>> Begin Task input

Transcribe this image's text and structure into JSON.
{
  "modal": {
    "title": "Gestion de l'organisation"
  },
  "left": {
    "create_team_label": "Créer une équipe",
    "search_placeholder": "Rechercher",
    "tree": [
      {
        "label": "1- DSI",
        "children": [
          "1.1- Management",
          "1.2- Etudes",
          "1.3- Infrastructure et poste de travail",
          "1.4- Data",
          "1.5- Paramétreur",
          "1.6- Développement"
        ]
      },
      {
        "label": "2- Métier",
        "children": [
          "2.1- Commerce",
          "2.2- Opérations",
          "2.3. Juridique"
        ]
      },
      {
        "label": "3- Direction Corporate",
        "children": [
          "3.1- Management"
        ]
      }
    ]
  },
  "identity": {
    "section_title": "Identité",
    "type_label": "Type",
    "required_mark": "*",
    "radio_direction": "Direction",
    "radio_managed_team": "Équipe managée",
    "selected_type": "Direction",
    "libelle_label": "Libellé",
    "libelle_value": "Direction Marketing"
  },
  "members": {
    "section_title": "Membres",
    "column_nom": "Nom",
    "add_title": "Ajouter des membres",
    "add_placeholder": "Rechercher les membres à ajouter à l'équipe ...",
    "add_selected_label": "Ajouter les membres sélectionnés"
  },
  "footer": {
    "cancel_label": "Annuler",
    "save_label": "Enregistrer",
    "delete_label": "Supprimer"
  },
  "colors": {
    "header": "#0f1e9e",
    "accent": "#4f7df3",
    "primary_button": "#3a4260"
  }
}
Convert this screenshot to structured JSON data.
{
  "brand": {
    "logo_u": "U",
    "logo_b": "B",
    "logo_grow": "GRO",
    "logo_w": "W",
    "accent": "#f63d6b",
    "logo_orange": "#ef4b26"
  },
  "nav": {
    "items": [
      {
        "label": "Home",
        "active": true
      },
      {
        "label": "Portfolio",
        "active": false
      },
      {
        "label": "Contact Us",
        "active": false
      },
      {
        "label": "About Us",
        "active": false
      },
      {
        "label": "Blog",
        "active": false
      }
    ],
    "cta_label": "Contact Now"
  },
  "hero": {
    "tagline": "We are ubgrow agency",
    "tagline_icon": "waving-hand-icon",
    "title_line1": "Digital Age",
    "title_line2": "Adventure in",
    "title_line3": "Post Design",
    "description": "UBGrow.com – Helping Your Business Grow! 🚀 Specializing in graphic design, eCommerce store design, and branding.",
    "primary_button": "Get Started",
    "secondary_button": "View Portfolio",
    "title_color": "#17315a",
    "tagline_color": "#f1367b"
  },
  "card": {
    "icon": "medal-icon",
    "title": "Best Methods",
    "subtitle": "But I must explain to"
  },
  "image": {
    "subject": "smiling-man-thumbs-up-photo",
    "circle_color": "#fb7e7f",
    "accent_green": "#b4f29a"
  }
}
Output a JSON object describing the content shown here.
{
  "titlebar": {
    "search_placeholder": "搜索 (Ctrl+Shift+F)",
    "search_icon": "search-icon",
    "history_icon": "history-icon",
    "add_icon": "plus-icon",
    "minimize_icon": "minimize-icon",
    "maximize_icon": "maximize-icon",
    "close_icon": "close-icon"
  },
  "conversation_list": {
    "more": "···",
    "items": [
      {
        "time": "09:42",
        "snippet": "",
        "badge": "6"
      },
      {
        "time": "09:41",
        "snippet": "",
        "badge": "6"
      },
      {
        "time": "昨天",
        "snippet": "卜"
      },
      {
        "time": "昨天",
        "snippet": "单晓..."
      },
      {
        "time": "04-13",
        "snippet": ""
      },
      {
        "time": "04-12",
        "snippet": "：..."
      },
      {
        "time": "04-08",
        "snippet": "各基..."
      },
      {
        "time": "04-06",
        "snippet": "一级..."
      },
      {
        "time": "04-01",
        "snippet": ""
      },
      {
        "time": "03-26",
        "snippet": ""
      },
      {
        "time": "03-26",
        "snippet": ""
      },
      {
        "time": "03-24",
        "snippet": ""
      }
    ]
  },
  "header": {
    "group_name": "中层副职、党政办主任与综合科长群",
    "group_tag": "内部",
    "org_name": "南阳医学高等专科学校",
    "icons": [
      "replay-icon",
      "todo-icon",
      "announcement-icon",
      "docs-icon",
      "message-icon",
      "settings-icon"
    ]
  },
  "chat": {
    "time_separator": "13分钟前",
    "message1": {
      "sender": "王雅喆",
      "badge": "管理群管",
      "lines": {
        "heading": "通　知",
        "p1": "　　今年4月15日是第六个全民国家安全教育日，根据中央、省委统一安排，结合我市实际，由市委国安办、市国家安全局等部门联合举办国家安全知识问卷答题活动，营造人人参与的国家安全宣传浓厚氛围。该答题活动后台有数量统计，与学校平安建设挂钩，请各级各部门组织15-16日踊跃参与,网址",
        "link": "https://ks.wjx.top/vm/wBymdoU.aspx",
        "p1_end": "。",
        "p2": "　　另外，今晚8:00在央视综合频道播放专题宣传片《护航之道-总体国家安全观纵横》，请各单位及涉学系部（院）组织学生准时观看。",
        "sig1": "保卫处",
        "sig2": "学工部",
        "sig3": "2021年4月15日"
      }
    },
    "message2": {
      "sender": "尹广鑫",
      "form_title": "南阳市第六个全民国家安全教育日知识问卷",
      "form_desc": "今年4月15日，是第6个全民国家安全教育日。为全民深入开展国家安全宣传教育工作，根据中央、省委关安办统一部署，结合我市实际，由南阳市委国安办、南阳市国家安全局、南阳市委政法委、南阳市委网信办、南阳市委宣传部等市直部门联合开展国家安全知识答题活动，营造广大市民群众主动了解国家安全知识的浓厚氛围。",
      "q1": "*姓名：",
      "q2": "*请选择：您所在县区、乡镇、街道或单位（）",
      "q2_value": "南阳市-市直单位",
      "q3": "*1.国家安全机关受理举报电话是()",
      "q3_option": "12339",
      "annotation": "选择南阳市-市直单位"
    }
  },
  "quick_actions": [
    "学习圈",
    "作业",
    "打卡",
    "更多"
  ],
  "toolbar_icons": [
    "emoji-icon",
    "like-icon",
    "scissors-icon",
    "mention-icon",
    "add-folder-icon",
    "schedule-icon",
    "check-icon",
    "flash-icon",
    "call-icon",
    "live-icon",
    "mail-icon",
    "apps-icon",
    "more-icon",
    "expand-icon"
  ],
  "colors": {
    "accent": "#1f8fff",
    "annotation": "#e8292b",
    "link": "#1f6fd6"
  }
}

>> End Task input

Retype the material above, line by line, exactly.

Transcribe this image's text and structure into JSON.
{
  "modal": {
    "title": "Gestion de l'organisation"
  },
  "left": {
    "create_team_label": "Créer une équipe",
    "search_placeholder": "Rechercher",
    "tree": [
      {
        "label": "1- DSI",
        "children": [
          "1.1- Management",
          "1.2- Etudes",
          "1.3- Infrastructure et poste de travail",
          "1.4- Data",
          "1.5- Paramétreur",
          "1.6- Développement"
        ]
      },
      {
        "label": "2- Métier",
        "children": [
          "2.1- Commerce",
          "2.2- Opérations",
          "2.3. Juridique"
        ]
      },
      {
        "label": "3- Direction Corporate",
        "children": [
          "3.1- Management"
        ]
      }
    ]
  },
  "identity": {
    "section_title": "Identité",
    "type_label": "Type",
    "required_mark": "*",
    "radio_direction": "Direction",
    "radio_managed_team": "Équipe managée",
    "selected_type": "Direction",
    "libelle_label": "Libellé",
    "libelle_value": "Direction Marketing"
  },
  "members": {
    "section_title": "Membres",
    "column_nom": "Nom",
    "add_title": "Ajouter des membres",
    "add_placeholder": "Rechercher les membres à ajouter à l'équipe ...",
    "add_selected_label": "Ajouter les membres sélectionnés"
  },
  "footer": {
    "cancel_label": "Annuler",
    "save_label": "Enregistrer",
    "delete_label": "Supprimer"
  },
  "colors": {
    "header": "#0f1e9e",
    "accent": "#4f7df3",
    "primary_button": "#3a4260"
  }
}
Convert this screenshot to structured JSON data.
{
  "brand": {
    "logo_u": "U",
    "logo_b": "B",
    "logo_grow": "GRO",
    "logo_w": "W",
    "accent": "#f63d6b",
    "logo_orange": "#ef4b26"
  },
  "nav": {
    "items": [
      {
        "label": "Home",
        "active": true
      },
      {
        "label": "Portfolio",
        "active": false
      },
      {
        "label": "Contact Us",
        "active": false
      },
      {
        "label": "About Us",
        "active": false
      },
      {
        "label": "Blog",
        "active": false
      }
    ],
    "cta_label": "Contact Now"
  },
  "hero": {
    "tagline": "We are ubgrow agency",
    "tagline_icon": "waving-hand-icon",
    "title_line1": "Digital Age",
    "title_line2": "Adventure in",
    "title_line3": "Post Design",
    "description": "UBGrow.com – Helping Your Business Grow! 🚀 Specializing in graphic design, eCommerce store design, and branding.",
    "primary_button": "Get Started",
    "secondary_button": "View Portfolio",
    "title_color": "#17315a",
    "tagline_color": "#f1367b"
  },
  "card": {
    "icon": "medal-icon",
    "title": "Best Methods",
    "subtitle": "But I must explain to"
  },
  "image": {
    "subject": "smiling-man-thumbs-up-photo",
    "circle_color": "#fb7e7f",
    "accent_green": "#b4f29a"
  }
}
Output a JSON object describing the content shown here.
{
  "titlebar": {
    "search_placeholder": "搜索 (Ctrl+Shift+F)",
    "search_icon": "search-icon",
    "history_icon": "history-icon",
    "add_icon": "plus-icon",
    "minimize_icon": "minimize-icon",
    "maximize_icon": "maximize-icon",
    "close_icon": "close-icon"
  },
  "conversation_list": {
    "more": "···",
    "items": [
      {
        "time": "09:42",
        "snippet": "",
        "badge": "6"
      },
      {
        "time": "09:41",
        "snippet": "",
        "badge": "6"
      },
      {
        "time": "昨天",
        "snippet": "卜"
      },
      {
        "time": "昨天",
        "snippet": "单晓..."
      },
      {
        "time": "04-13",
        "snippet": ""
      },
      {
        "time": "04-12",
        "snippet": "：..."
      },
      {
        "time": "04-08",
        "snippet": "各基..."
      },
      {
        "time": "04-06",
        "snippet": "一级..."
      },
      {
        "time": "04-01",
        "snippet": ""
      },
      {
        "time": "03-26",
        "snippet": ""
      },
      {
        "time": "03-26",
        "snippet": ""
      },
      {
        "time": "03-24",
        "snippet": ""
      }
    ]
  },
  "header": {
    "group_name": "中层副职、党政办主任与综合科长群",
    "group_tag": "内部",
    "org_name": "南阳医学高等专科学校",
    "icons": [
      "replay-icon",
      "todo-icon",
      "announcement-icon",
      "docs-icon",
      "message-icon",
      "settings-icon"
    ]
  },
  "chat": {
    "time_separator": "13分钟前",
    "message1": {
      "sender": "王雅喆",
      "badge": "管理群管",
      "lines": {
        "heading": "通　知",
        "p1": "　　今年4月15日是第六个全民国家安全教育日，根据中央、省委统一安排，结合我市实际，由市委国安办、市国家安全局等部门联合举办国家安全知识问卷答题活动，营造人人参与的国家安全宣传浓厚氛围。该答题活动后台有数量统计，与学校平安建设挂钩，请各级各部门组织15-16日踊跃参与,网址",
        "link": "https://ks.wjx.top/vm/wBymdoU.aspx",
        "p1_end": "。",
        "p2": "　　另外，今晚8:00在央视综合频道播放专题宣传片《护航之道-总体国家安全观纵横》，请各单位及涉学系部（院）组织学生准时观看。",
        "sig1": "保卫处",
        "sig2": "学工部",
        "sig3": "2021年4月15日"
      }
    },
    "message2": {
      "sender": "尹广鑫",
      "form_title": "南阳市第六个全民国家安全教育日知识问卷",
      "form_desc": "今年4月15日，是第6个全民国家安全教育日。为全民深入开展国家安全宣传教育工作，根据中央、省委关安办统一部署，结合我市实际，由南阳市委国安办、南阳市国家安全局、南阳市委政法委、南阳市委网信办、南阳市委宣传部等市直部门联合开展国家安全知识答题活动，营造广大市民群众主动了解国家安全知识的浓厚氛围。",
      "q1": "*姓名：",
      "q2": "*请选择：您所在县区、乡镇、街道或单位（）",
      "q2_value": "南阳市-市直单位",
      "q3": "*1.国家安全机关受理举报电话是()",
      "q3_option": "12339",
      "annotation": "选择南阳市-市直单位"
    }
  },
  "quick_actions": [
    "学习圈",
    "作业",
    "打卡",
    "更多"
  ],
  "toolbar_icons": [
    "emoji-icon",
    "like-icon",
    "scissors-icon",
    "mention-icon",
    "add-folder-icon",
    "schedule-icon",
    "check-icon",
    "flash-icon",
    "call-icon",
    "live-icon",
    "mail-icon",
    "apps-icon",
    "more-icon",
    "expand-icon"
  ],
  "colors": {
    "accent": "#1f8fff",
    "annotation": "#e8292b",
    "link": "#1f6fd6"
  }
}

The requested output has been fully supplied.